SHORT TASK
Copy the data word for word, keeping every line.
::: TASK MATERIAL
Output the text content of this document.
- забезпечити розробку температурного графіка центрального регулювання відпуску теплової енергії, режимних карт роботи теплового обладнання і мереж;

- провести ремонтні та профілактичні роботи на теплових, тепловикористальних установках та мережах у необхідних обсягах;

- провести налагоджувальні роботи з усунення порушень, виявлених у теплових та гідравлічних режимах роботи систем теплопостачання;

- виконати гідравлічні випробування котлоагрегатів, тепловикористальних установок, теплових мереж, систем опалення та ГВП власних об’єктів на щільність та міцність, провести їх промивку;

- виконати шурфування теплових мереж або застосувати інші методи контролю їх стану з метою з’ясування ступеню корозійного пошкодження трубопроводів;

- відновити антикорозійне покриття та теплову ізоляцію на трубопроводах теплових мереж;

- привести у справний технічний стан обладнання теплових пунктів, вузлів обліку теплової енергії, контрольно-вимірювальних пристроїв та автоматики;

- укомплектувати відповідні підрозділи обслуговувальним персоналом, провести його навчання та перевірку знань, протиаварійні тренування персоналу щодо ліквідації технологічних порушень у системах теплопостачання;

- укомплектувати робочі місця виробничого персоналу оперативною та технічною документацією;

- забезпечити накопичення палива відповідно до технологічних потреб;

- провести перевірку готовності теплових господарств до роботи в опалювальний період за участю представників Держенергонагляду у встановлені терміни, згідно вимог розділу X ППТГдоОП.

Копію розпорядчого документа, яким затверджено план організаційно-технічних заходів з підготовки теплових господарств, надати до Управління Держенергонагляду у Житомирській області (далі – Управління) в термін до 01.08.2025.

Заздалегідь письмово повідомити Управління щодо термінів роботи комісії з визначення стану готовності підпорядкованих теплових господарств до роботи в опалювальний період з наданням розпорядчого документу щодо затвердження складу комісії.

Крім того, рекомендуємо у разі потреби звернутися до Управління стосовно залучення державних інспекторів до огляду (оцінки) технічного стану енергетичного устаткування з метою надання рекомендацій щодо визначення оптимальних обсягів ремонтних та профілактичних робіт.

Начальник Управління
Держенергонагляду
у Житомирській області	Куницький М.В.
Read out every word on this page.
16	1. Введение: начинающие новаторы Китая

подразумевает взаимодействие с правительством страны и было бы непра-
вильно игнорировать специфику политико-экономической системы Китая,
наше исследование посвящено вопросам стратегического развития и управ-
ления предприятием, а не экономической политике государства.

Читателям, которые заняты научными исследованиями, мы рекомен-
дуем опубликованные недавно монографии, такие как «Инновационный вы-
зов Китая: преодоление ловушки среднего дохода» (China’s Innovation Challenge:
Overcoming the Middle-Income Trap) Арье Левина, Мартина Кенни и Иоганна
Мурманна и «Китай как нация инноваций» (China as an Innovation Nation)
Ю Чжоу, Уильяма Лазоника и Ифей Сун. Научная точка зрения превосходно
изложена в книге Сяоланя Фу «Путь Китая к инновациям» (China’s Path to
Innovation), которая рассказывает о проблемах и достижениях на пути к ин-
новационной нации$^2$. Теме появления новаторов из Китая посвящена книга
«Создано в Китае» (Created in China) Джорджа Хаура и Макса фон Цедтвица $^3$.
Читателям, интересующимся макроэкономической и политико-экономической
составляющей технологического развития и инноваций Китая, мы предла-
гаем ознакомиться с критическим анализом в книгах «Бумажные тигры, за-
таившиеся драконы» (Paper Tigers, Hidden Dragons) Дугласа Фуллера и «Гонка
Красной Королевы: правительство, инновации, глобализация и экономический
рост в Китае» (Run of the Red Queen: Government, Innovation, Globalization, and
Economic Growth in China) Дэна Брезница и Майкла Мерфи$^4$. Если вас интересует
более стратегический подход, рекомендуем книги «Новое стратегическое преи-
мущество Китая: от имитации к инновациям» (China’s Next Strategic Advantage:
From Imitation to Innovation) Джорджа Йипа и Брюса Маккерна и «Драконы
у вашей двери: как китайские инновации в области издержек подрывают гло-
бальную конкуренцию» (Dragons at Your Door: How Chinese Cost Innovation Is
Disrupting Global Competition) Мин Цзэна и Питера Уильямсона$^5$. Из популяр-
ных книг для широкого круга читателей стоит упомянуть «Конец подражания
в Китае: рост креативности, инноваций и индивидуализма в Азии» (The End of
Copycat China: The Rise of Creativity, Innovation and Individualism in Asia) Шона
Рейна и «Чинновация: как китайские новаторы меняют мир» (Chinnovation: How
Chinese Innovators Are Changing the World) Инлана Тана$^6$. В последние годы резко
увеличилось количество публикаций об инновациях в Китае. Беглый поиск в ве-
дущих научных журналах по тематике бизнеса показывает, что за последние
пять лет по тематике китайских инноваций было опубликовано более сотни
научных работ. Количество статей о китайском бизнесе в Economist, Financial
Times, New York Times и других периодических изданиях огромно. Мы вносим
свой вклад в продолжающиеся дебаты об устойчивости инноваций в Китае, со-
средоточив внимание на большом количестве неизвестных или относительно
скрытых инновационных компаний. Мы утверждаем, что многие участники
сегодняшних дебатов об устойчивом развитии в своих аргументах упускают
::::::
FINAL RESULT
Output the text content of this document.
- забезпечити розробку температурного графіка центрального регулювання відпуску теплової енергії, режимних карт роботи теплового обладнання і мереж;

- провести ремонтні та профілактичні роботи на теплових, тепловикористальних установках та мережах у необхідних обсягах;

- провести налагоджувальні роботи з усунення порушень, виявлених у теплових та гідравлічних режимах роботи систем теплопостачання;

- виконати гідравлічні випробування котлоагрегатів, тепловикористальних установок, теплових мереж, систем опалення та ГВП власних об’єктів на щільність та міцність, провести їх промивку;

- виконати шурфування теплових мереж або застосувати інші методи контролю їх стану з метою з’ясування ступеню корозійного пошкодження трубопроводів;

- відновити антикорозійне покриття та теплову ізоляцію на трубопроводах теплових мереж;

- привести у справний технічний стан обладнання теплових пунктів, вузлів обліку теплової енергії, контрольно-вимірювальних пристроїв та автоматики;

- укомплектувати відповідні підрозділи обслуговувальним персоналом, провести його навчання та перевірку знань, протиаварійні тренування персоналу щодо ліквідації технологічних порушень у системах теплопостачання;

- укомплектувати робочі місця виробничого персоналу оперативною та технічною документацією;

- забезпечити накопичення палива відповідно до технологічних потреб;

- провести перевірку готовності теплових господарств до роботи в опалювальний період за участю представників Держенергонагляду у встановлені терміни, згідно вимог розділу X ППТГдоОП.

Копію розпорядчого документа, яким затверджено план організаційно-технічних заходів з підготовки теплових господарств, надати до Управління Держенергонагляду у Житомирській області (далі – Управління) в термін до 01.08.2025.

Заздалегідь письмово повідомити Управління щодо термінів роботи комісії з визначення стану готовності підпорядкованих теплових господарств до роботи в опалювальний період з наданням розпорядчого документу щодо затвердження складу комісії.

Крім того, рекомендуємо у разі потреби звернутися до Управління стосовно залучення державних інспекторів до огляду (оцінки) технічного стану енергетичного устаткування з метою надання рекомендацій щодо визначення оптимальних обсягів ремонтних та профілактичних робіт.

Начальник Управління
Держенергонагляду
у Житомирській області	Куницький М.В.
Read out every word on this page.
16	1. Введение: начинающие новаторы Китая

подразумевает взаимодействие с правительством страны и было бы непра-
вильно игнорировать специфику политико-экономической системы Китая,
наше исследование посвящено вопросам стратегического развития и управ-
ления предприятием, а не экономической политике государства.

Читателям, которые заняты научными исследованиями, мы рекомен-
дуем опубликованные недавно монографии, такие как «Инновационный вы-
зов Китая: преодоление ловушки среднего дохода» (China’s Innovation Challenge:
Overcoming the Middle-Income Trap) Арье Левина, Мартина Кенни и Иоганна
Мурманна и «Китай как нация инноваций» (China as an Innovation Nation)
Ю Чжоу, Уильяма Лазоника и Ифей Сун. Научная точка зрения превосходно
изложена в книге Сяоланя Фу «Путь Китая к инновациям» (China’s Path to
Innovation), которая рассказывает о проблемах и достижениях на пути к ин-
новационной нации$^2$. Теме появления новаторов из Китая посвящена книга
«Создано в Китае» (Created in China) Джорджа Хаура и Макса фон Цедтвица $^3$.
Читателям, интересующимся макроэкономической и политико-экономической
составляющей технологического развития и инноваций Китая, мы предла-
гаем ознакомиться с критическим анализом в книгах «Бумажные тигры, за-
таившиеся драконы» (Paper Tigers, Hidden Dragons) Дугласа Фуллера и «Гонка
Красной Королевы: правительство, инновации, глобализация и экономический
рост в Китае» (Run of the Red Queen: Government, Innovation, Globalization, and
Economic Growth in China) Дэна Брезница и Майкла Мерфи$^4$. Если вас интересует
более стратегический подход, рекомендуем книги «Новое стратегическое преи-
мущество Китая: от имитации к инновациям» (China’s Next Strategic Advantage:
From Imitation to Innovation) Джорджа Йипа и Брюса Маккерна и «Драконы
у вашей двери: как китайские инновации в области издержек подрывают гло-
бальную конкуренцию» (Dragons at Your Door: How Chinese Cost Innovation Is
Disrupting Global Competition) Мин Цзэна и Питера Уильямсона$^5$. Из популяр-
ных книг для широкого круга читателей стоит упомянуть «Конец подражания
в Китае: рост креативности, инноваций и индивидуализма в Азии» (The End of
Copycat China: The Rise of Creativity, Innovation and Individualism in Asia) Шона
Рейна и «Чинновация: как китайские новаторы меняют мир» (Chinnovation: How
Chinese Innovators Are Changing the World) Инлана Тана$^6$. В последние годы резко
увеличилось количество публикаций об инновациях в Китае. Беглый поиск в ве-
дущих научных журналах по тематике бизнеса показывает, что за последние
пять лет по тематике китайских инноваций было опубликовано более сотни
научных работ. Количество статей о китайском бизнесе в Economist, Financial
Times, New York Times и других периодических изданиях огромно. Мы вносим
свой вклад в продолжающиеся дебаты об устойчивости инноваций в Китае, со-
средоточив внимание на большом количестве неизвестных или относительно
скрытых инновационных компаний. Мы утверждаем, что многие участники
сегодняшних дебатов об устойчивом развитии в своих аргументах упускают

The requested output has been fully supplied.